> [Requirements]:
Could you reproduce the data from its beginning through the line containing "text-line: 2、积极开展课堂交流研讨活动，加强对教师教学的指导与监控， <box>236", substituting "老师" for every "教师" and changing nothing else?

[Data contained in a dataset]

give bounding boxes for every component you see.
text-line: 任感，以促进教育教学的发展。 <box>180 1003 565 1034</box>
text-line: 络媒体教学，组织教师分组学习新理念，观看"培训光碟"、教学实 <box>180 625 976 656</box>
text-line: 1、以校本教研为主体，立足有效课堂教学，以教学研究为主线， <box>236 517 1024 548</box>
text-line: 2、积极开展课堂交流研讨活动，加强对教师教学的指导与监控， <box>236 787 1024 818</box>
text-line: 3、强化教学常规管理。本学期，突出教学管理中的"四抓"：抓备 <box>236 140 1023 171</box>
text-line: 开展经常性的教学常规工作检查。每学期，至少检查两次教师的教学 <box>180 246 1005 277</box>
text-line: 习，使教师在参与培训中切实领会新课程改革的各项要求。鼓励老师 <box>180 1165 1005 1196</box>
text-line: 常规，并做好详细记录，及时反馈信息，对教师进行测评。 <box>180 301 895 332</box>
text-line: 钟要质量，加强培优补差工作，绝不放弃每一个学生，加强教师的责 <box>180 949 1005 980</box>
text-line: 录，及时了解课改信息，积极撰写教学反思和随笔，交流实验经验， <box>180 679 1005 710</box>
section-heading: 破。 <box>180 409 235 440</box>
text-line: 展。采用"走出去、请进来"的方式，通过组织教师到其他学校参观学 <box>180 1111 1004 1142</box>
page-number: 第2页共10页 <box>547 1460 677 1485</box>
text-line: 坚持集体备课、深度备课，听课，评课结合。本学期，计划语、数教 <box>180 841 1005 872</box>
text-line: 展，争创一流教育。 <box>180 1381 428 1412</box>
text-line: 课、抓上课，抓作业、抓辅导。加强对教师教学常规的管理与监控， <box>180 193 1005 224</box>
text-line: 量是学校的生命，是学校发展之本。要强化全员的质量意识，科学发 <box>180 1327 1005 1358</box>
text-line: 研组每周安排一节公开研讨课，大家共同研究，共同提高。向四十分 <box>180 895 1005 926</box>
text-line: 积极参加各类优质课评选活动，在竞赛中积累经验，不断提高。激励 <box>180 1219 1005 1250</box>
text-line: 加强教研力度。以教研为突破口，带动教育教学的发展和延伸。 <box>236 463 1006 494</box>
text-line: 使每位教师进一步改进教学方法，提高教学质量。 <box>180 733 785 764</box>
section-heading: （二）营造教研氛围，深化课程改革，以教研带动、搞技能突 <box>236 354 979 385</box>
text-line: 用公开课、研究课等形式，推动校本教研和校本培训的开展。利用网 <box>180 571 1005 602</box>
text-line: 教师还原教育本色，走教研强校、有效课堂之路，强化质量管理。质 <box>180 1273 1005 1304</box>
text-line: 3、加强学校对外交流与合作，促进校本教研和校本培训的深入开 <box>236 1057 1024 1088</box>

> [Output of the task]:
give bounding boxes for every component you see.
text-line: 任感，以促进教育教学的发展。 <box>180 1003 565 1034</box>
text-line: 络媒体教学，组织老师分组学习新理念，观看"培训光碟"、教学实 <box>180 625 976 656</box>
text-line: 1、以校本教研为主体，立足有效课堂教学，以教学研究为主线， <box>236 517 1024 548</box>
text-line: 2、积极开展课堂交流研讨活动，加强对老师教学的指导与监控， <box>236 787 1024 818</box>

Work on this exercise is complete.